>>

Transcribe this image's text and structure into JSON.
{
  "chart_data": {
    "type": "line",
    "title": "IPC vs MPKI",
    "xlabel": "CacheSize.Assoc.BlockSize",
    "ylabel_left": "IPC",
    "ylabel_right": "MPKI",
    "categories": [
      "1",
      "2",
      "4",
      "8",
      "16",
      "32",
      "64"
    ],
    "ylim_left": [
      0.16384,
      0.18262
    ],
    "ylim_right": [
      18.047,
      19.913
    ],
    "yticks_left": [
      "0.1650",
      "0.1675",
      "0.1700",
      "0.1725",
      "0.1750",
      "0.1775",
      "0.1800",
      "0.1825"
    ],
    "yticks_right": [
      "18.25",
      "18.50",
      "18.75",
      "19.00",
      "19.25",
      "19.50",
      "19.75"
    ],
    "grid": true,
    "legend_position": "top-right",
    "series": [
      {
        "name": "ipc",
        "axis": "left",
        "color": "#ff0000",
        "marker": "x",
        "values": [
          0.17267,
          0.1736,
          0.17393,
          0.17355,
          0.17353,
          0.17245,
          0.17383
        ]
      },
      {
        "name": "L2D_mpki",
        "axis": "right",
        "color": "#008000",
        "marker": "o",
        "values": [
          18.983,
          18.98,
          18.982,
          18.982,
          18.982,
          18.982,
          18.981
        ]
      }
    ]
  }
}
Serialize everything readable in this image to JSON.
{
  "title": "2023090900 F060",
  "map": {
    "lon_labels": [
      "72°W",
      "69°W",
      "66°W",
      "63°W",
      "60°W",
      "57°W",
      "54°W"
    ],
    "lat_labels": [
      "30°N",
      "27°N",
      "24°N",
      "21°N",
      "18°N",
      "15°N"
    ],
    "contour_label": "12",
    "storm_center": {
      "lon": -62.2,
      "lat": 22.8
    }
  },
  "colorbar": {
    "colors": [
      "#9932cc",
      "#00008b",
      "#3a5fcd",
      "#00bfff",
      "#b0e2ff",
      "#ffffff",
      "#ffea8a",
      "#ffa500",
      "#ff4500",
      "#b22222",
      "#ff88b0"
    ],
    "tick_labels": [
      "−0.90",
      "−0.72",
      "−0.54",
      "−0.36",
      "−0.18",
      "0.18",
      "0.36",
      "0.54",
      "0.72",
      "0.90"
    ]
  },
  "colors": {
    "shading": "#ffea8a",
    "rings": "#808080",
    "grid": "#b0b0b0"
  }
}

<<

### TASK BRIEF
Find how many lines include the string "JSON" and report that number alone.

### RESPONSE TO THIS EXERCISE
2